_Direction_:
Select from the data all lines with the word "JSON".

_Records for this task_:
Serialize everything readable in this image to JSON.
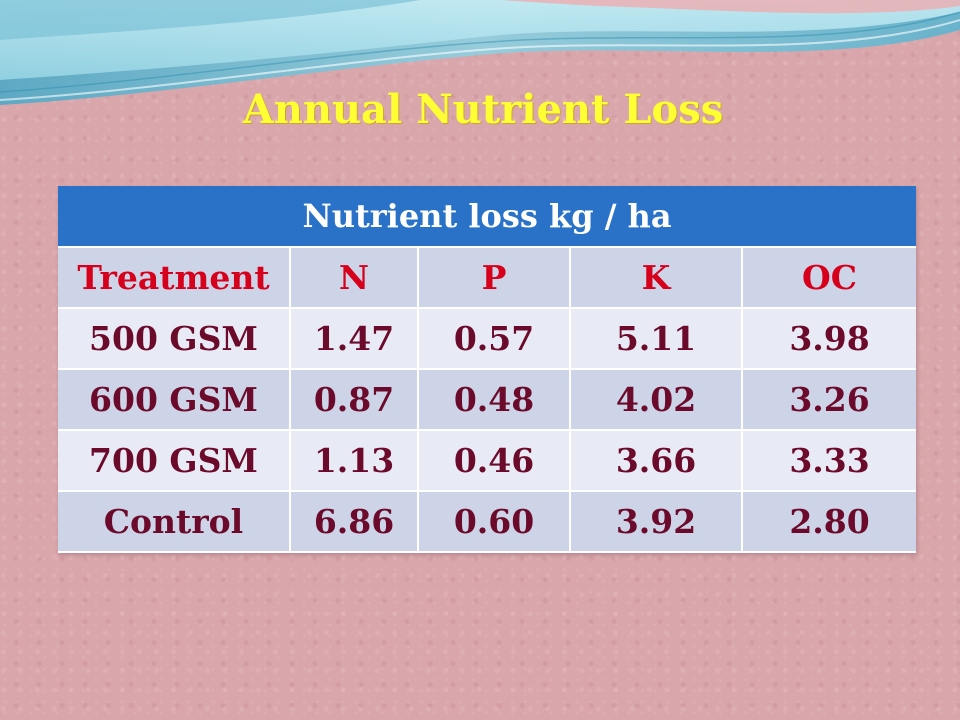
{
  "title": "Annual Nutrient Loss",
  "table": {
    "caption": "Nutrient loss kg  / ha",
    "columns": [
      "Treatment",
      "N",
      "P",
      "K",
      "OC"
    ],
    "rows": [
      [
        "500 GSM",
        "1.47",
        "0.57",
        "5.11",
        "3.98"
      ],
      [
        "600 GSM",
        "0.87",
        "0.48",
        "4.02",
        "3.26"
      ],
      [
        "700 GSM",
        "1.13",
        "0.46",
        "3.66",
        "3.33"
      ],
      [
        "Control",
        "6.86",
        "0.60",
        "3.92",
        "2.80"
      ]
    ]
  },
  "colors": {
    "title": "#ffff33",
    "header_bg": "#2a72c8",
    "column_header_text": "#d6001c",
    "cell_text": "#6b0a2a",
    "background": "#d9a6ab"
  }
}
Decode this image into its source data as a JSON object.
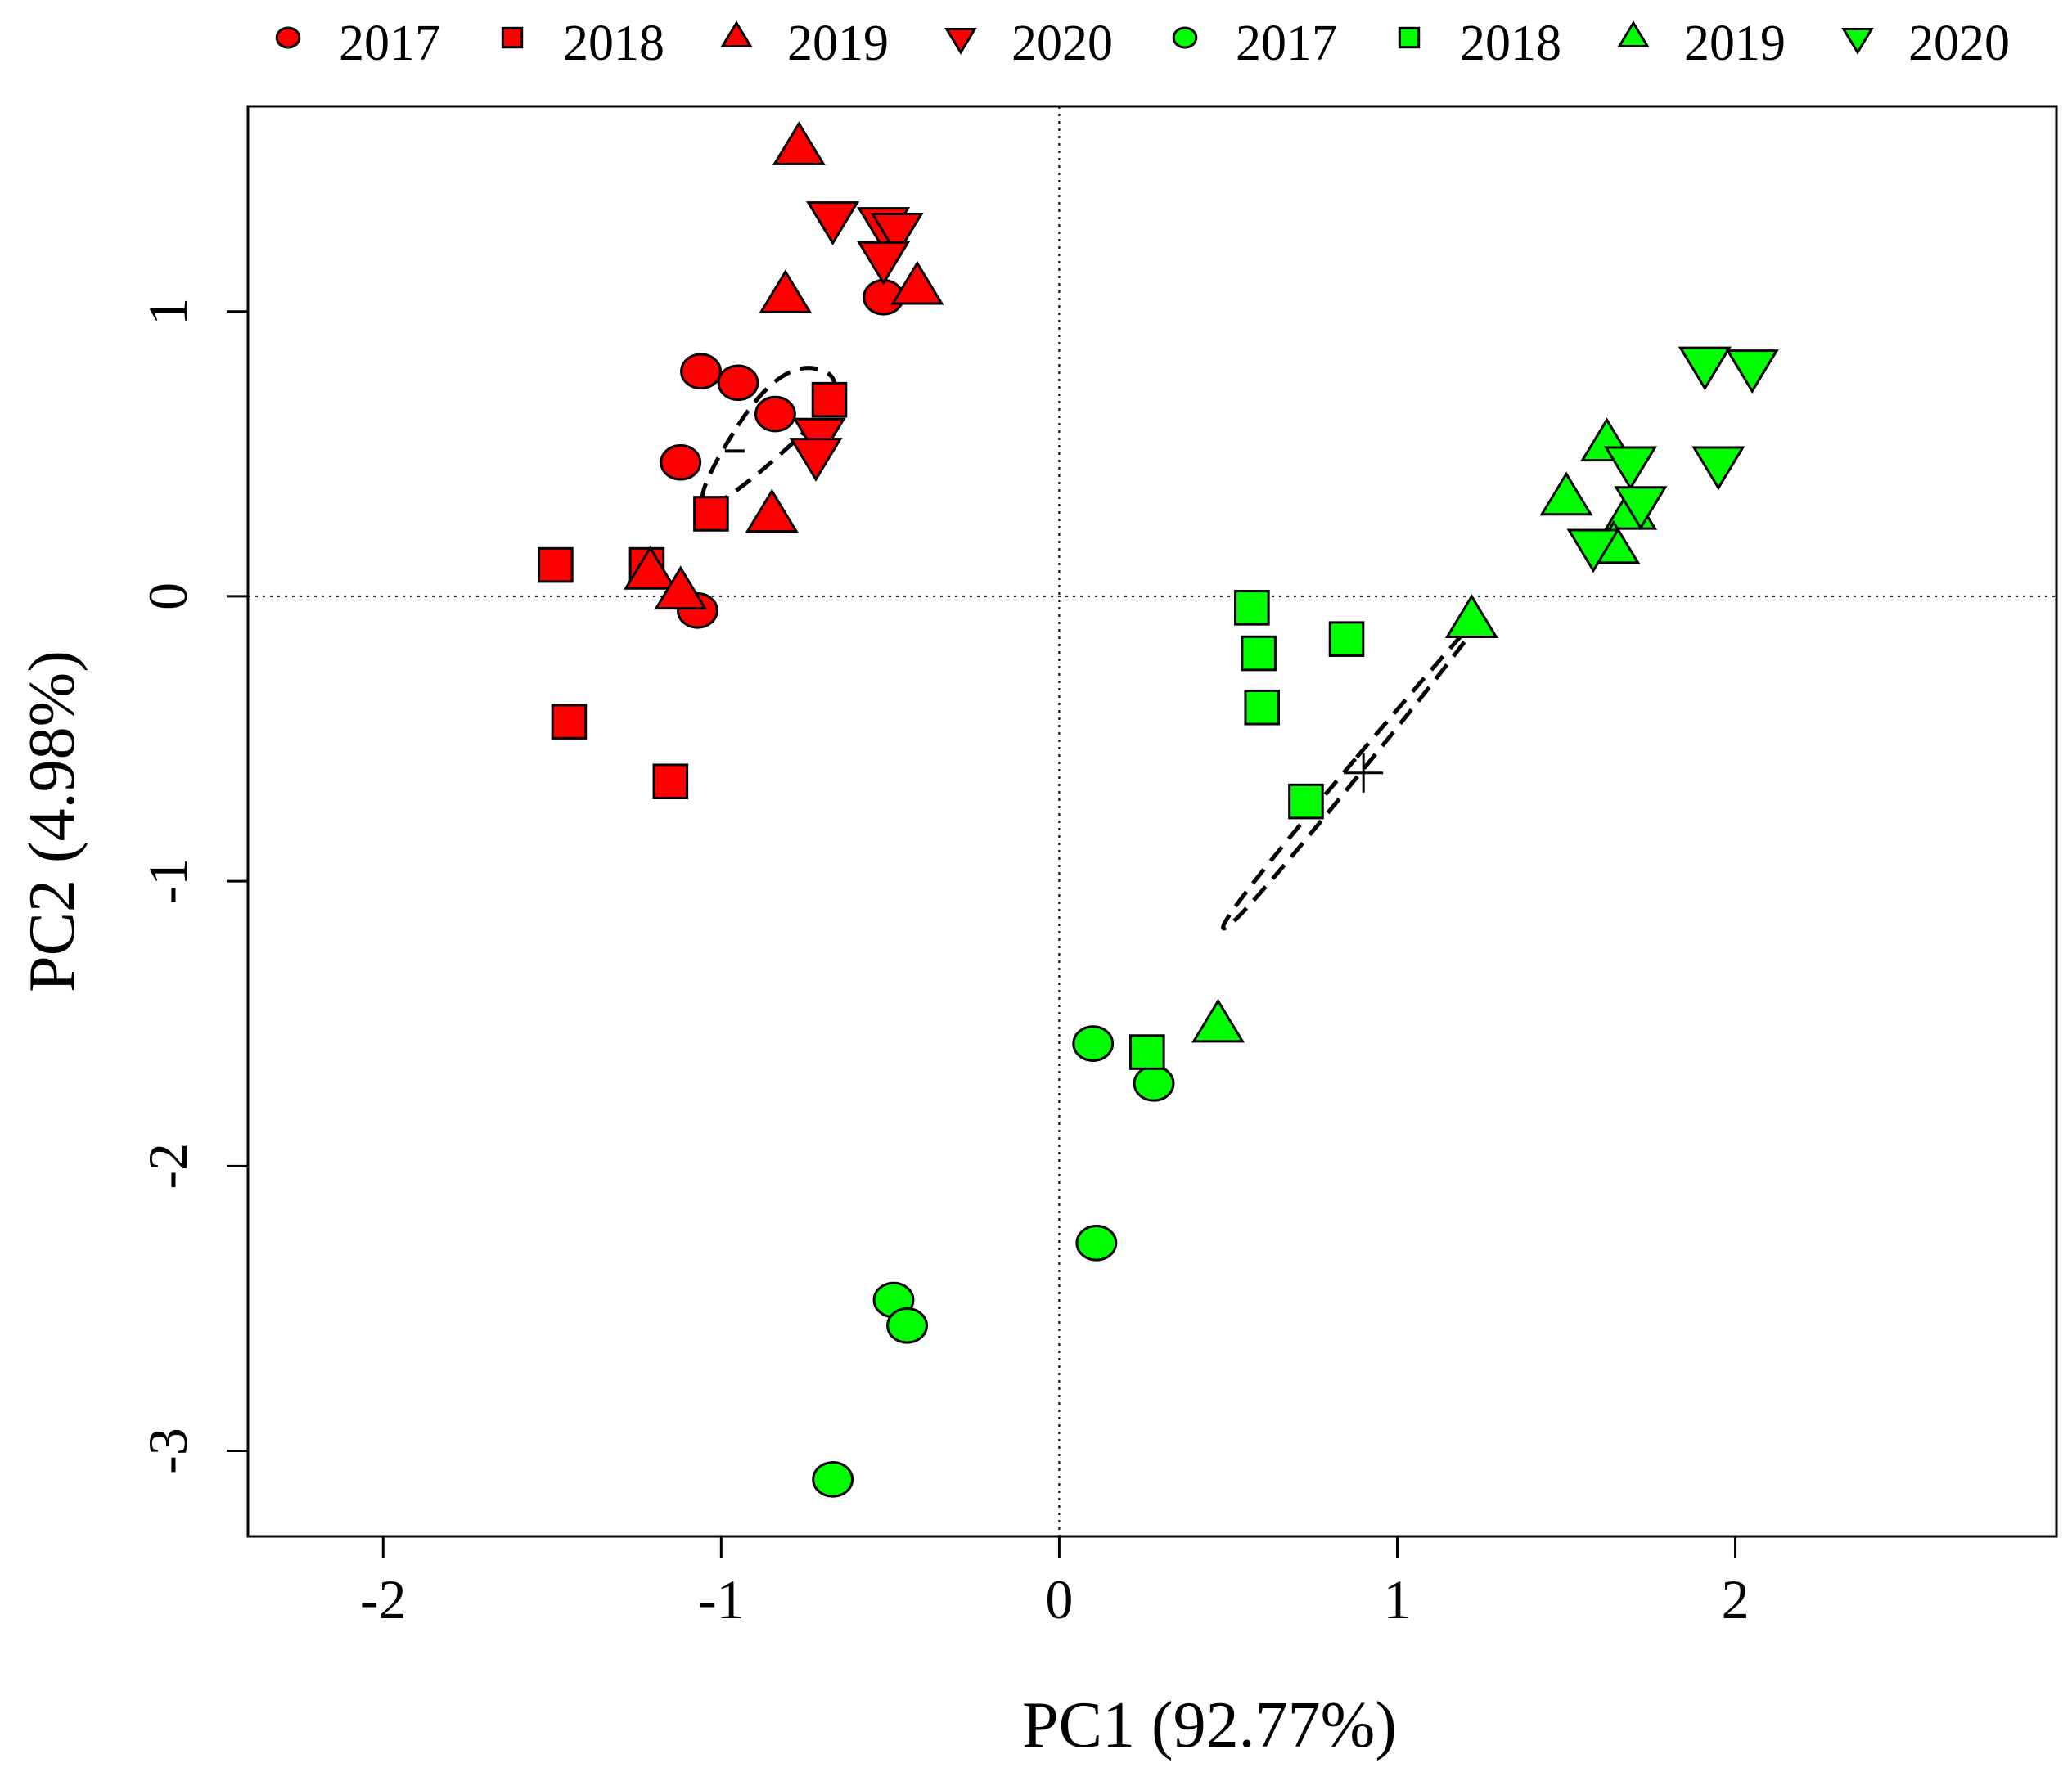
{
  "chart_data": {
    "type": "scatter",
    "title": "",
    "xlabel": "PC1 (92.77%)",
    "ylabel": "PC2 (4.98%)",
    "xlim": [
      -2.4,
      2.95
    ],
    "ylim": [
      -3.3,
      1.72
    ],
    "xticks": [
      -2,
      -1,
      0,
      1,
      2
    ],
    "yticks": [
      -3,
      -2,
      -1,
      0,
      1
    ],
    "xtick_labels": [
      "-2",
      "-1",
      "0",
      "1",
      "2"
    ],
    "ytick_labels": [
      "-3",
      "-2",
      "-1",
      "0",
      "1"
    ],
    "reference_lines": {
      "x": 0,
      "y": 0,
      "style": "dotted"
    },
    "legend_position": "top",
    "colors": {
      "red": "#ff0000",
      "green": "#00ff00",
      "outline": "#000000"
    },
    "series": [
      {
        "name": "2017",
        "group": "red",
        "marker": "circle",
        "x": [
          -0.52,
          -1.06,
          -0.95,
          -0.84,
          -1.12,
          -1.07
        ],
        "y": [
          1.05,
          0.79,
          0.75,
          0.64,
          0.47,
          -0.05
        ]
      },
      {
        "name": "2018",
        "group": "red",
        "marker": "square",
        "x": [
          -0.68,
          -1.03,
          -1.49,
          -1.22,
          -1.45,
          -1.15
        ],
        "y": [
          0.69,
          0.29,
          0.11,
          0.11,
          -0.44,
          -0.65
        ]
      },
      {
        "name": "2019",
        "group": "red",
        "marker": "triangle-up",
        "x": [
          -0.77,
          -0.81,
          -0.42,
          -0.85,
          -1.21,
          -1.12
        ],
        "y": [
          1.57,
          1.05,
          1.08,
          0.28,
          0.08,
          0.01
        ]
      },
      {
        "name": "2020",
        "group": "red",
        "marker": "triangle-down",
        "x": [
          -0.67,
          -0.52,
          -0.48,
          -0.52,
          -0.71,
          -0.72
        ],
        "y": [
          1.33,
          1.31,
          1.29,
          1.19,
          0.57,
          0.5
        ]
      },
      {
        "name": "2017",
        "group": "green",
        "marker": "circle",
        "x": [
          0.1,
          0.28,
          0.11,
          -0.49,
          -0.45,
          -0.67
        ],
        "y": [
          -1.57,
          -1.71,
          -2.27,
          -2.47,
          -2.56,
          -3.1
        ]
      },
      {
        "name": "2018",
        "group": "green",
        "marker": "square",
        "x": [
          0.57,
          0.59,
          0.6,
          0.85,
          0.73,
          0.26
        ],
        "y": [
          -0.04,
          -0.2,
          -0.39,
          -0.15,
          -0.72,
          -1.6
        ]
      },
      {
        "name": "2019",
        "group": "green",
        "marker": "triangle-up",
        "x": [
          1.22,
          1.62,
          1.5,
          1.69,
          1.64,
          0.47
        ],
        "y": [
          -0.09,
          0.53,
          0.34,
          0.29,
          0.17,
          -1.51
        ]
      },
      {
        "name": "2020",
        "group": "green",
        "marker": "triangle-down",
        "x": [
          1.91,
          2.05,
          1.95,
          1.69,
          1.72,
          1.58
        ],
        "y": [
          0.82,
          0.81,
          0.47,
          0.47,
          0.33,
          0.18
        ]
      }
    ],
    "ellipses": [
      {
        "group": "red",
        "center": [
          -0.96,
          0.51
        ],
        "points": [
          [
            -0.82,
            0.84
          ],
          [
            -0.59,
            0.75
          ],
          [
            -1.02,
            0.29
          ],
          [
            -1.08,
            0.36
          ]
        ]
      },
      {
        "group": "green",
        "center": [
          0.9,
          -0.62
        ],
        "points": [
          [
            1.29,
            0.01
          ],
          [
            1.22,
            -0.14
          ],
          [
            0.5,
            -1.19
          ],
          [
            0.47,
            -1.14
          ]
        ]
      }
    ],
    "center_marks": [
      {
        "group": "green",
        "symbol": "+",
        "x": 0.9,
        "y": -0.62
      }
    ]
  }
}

_Full answer_:
Serialize everything readable in this image to JSON.
Decode this image into its source data as a JSON object.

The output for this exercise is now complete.